[Records from a collection of figures]
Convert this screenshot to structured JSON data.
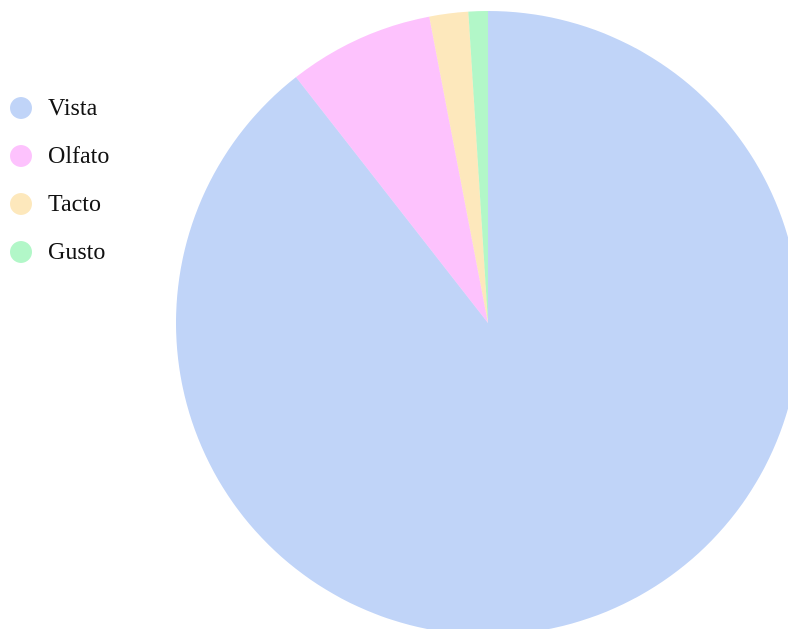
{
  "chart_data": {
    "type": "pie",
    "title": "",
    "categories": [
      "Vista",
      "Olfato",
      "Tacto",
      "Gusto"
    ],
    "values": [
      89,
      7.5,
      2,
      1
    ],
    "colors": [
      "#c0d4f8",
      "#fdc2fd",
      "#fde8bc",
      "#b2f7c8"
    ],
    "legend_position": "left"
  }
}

---

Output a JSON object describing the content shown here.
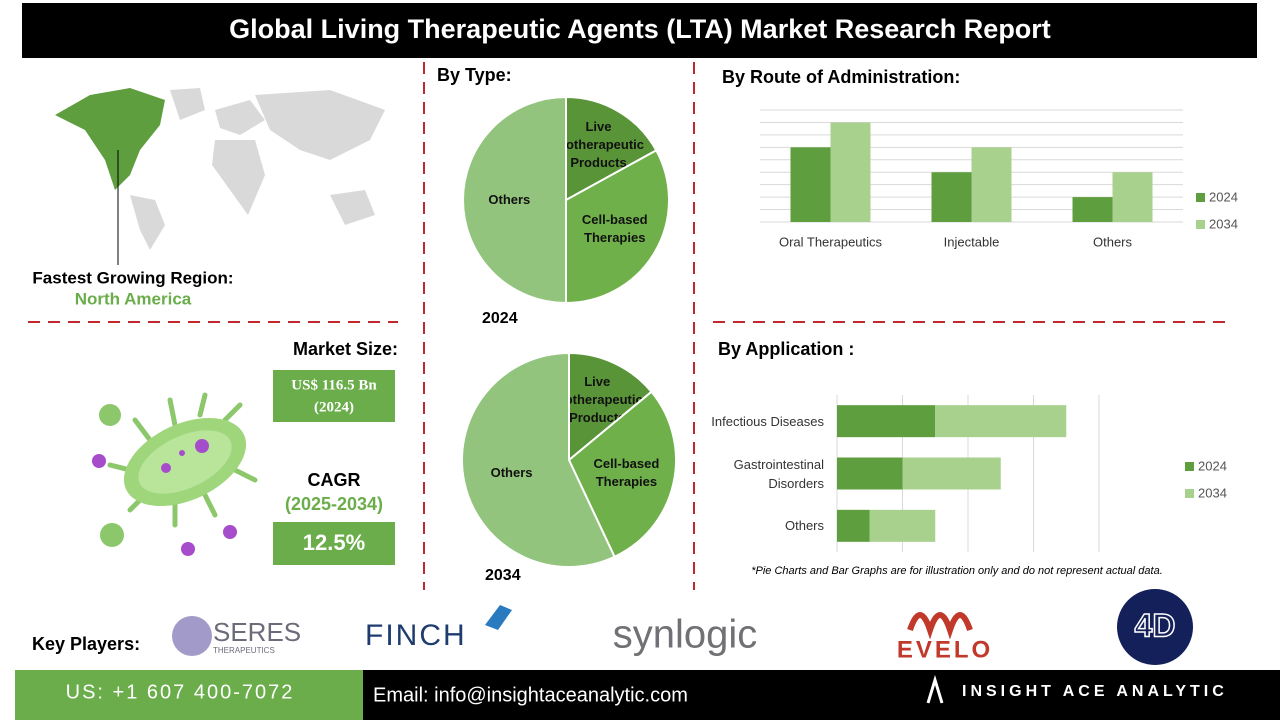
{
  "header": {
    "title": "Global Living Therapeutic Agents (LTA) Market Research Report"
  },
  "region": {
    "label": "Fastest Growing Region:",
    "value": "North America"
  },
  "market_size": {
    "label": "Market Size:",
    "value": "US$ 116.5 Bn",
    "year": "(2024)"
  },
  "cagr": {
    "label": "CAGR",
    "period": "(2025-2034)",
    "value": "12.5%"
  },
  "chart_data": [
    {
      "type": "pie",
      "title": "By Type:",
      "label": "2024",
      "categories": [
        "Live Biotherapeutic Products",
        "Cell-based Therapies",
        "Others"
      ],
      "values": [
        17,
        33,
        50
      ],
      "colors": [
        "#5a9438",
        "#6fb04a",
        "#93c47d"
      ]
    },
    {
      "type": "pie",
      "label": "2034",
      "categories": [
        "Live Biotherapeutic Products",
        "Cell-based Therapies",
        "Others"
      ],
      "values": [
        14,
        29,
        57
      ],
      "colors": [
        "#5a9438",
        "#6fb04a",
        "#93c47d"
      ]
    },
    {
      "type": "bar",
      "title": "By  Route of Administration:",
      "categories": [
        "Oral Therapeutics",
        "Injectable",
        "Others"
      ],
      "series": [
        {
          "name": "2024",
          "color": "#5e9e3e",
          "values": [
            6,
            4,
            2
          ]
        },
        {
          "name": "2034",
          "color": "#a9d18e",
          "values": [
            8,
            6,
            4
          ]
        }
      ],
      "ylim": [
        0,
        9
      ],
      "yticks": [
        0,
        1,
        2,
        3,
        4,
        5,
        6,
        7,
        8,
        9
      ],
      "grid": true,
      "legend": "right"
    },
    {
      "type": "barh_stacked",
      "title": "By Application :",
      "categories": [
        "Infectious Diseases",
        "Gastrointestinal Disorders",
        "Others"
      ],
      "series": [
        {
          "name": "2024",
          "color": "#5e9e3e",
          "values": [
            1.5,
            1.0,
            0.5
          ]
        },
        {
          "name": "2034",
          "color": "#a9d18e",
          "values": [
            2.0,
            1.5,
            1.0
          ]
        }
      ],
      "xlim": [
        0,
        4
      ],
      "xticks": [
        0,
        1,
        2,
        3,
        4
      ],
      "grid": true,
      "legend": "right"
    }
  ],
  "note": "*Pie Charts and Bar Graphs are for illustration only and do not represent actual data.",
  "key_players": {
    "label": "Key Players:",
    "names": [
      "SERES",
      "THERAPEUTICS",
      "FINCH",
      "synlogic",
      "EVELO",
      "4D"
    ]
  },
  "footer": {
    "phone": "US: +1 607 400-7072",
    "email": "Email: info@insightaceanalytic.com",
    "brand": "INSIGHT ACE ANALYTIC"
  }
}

> _Task details_
Filter the records for lines holding the string "title". Copy each one.

> _Exercise response_
    "title": "",
    "title": "Global Living Therapeutic Agents (LTA) Market Research Report"
      "title": "By Type:",
      "title": "By  Route of Administration:",
      "title": "By Application :",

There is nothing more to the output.